## REQUIREMENT 1
Copy the passage of the forum thread on slow SLP duplication jobs between "IBM TS Series" and "everything works fine.", inclusive, renaming "LTO-6" to "LTO-7".
## REQUIREMENT 2
Write the next part of the forum thread on slow SLP duplication jobs, continuing after its final line.

## TEXT PASSAGE
<<<<

Highlighted

Slow SLP Duplication Jobs

hi ,

Im using SLP policies ( backup to disk -Local Disk then duplicate to tape -IBM TS), recently duplication jobs take a lot more time to complete ( around 10-12 hours for each) when i check Netbackup i can see it will find right media right away and loads it in tape drive very fast but the duplication job will hangs at "Waiting for positioning of Media ID" for about 10 hours.

any help here would be apperciated.

thanks!

NBRB logs attached to this post.

Netbackup 7.7

Windows Server 2012 R2

IBM TS Series LTO-6

 

23 Replies
Highlighted

Re: Slow SLP Duplication Jobs

and it's happening to all duplicate backups VM - WIndows .... but when i run direct backup to tape everything works fine.

Highlighted

Re: Slow SLP Duplication Jobs

This sounds like a hardware issue.
I have seen something similar where the tape drives (same make/model) had different levels of firmware.

>>>>

## SUPPLIED DATA
<<<<

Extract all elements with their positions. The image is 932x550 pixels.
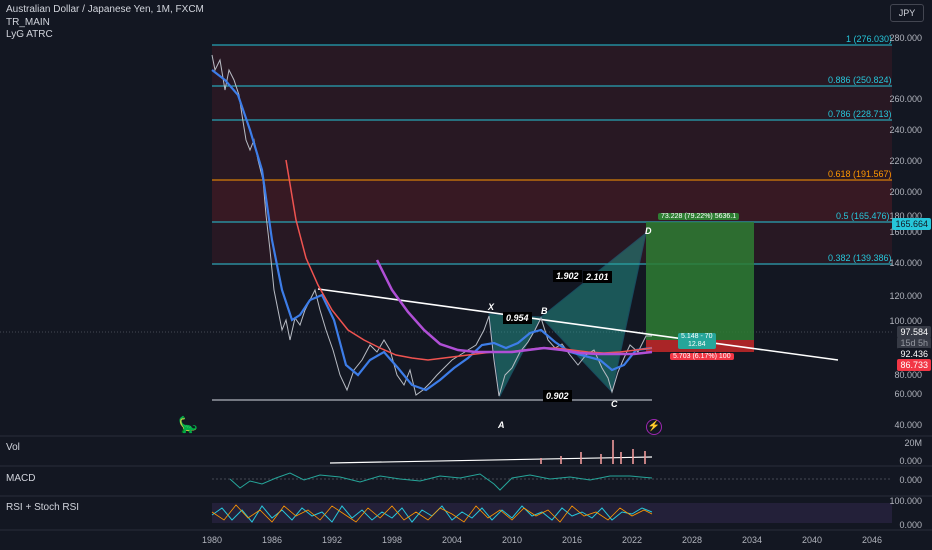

>>>>

## TASK ANSWER 1
IBM TS Series LTO-7

 

23 Replies
Highlighted

Re: Slow SLP Duplication Jobs

and it's happening to all duplicate backups VM - WIndows .... but when i run direct backup to tape everything works fine.

## TASK ANSWER 2
Media that was written by newer firmware was later on loaded in a drive with older firmware. 
The drive with older firmware was battling to position the media and eventually fail with 'media position error'. 

Can you confirm firmware levels on tape drives?
How old are the tapes? Can you see different behaviour between old (reused) tapes and new media? 

By the time you see 'waiting for positioning'  bptm process on the media server is waiting for tape drive to position and report back success.
We need bptm log to see why positioning is taking so long and not produce an error much earlier. 

bptm log on the media server should be at fairly high logging level - 3 at a minimum. Level 5 will probably be best.

Ensure that you also have VERBOSE entry in vm.conf on the media server.
Restart Device Management service after adding this entry.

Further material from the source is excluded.